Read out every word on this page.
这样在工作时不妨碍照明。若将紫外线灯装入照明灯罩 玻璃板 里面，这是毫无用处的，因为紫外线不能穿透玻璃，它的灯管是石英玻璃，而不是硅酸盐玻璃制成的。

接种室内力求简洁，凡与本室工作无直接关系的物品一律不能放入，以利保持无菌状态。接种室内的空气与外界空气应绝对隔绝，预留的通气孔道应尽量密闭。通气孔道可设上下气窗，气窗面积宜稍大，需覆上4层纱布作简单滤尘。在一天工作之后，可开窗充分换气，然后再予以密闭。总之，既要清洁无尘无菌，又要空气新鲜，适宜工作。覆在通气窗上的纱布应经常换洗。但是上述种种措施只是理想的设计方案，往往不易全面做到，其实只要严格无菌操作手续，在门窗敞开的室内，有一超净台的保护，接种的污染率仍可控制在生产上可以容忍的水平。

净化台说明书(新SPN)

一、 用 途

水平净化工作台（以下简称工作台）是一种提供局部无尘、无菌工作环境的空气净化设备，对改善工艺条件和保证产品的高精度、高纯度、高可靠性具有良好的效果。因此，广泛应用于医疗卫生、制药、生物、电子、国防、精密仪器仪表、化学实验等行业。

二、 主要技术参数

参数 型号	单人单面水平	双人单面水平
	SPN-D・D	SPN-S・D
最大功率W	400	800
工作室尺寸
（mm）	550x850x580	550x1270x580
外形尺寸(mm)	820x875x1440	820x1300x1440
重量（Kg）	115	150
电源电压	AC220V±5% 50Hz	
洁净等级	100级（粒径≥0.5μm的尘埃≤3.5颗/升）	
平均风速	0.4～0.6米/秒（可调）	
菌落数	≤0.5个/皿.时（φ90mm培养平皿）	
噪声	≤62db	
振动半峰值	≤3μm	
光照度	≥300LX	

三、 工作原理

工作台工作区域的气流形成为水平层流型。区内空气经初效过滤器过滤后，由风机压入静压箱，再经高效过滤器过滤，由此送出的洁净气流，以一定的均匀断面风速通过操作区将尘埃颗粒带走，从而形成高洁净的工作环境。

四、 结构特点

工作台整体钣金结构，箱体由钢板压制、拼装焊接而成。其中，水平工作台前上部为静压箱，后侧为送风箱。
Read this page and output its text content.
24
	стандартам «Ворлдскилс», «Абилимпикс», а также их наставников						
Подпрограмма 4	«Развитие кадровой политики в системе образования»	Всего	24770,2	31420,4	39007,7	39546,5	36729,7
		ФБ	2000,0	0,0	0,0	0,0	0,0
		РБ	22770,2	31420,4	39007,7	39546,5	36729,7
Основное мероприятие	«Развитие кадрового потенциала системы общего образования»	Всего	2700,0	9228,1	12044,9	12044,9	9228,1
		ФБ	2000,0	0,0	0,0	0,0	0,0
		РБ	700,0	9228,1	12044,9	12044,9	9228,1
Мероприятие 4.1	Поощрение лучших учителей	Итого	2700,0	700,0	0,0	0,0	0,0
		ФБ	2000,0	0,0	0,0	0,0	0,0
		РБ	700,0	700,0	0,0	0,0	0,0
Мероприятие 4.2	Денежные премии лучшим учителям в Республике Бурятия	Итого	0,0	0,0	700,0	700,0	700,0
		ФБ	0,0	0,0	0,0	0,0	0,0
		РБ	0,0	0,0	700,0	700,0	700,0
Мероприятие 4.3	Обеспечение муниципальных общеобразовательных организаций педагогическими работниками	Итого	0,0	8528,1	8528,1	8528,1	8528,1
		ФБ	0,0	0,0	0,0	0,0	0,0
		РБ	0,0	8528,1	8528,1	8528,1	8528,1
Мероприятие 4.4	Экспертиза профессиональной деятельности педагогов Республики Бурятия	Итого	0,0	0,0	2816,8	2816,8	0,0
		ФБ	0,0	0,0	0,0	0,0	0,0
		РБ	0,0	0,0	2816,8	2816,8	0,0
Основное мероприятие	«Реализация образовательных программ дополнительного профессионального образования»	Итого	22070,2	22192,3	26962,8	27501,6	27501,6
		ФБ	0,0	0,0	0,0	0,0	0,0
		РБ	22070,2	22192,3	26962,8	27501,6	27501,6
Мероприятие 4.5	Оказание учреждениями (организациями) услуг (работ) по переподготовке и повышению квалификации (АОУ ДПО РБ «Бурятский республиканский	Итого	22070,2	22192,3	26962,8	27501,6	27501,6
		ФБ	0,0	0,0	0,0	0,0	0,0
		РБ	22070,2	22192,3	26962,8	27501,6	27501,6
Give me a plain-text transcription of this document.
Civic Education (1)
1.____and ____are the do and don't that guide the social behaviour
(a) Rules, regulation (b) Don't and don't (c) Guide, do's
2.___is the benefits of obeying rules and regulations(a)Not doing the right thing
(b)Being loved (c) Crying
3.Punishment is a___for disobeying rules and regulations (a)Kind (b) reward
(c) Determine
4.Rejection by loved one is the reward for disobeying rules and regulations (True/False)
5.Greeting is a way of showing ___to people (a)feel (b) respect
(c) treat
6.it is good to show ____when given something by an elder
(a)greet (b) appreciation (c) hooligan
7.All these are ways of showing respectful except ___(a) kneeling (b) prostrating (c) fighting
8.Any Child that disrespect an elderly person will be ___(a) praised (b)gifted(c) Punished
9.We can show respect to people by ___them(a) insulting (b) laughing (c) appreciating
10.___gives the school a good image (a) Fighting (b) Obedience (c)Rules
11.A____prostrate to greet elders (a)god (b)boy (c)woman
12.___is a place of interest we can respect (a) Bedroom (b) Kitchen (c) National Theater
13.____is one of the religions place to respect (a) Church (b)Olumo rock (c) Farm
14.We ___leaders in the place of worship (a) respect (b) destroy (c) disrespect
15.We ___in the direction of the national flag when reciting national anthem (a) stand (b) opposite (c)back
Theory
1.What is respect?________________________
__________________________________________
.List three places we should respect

▶ The task
Extract each line holding the word "Всего" from the records.

▶ Right answer
Подпрограмма 4	«Развитие кадровой политики в системе образования»	Всего	24770,2	31420,4	39007,7	39546,5	36729,7
Основное мероприятие	«Развитие кадрового потенциала системы общего образования»	Всего	2700,0	9228,1	12044,9	12044,9	9228,1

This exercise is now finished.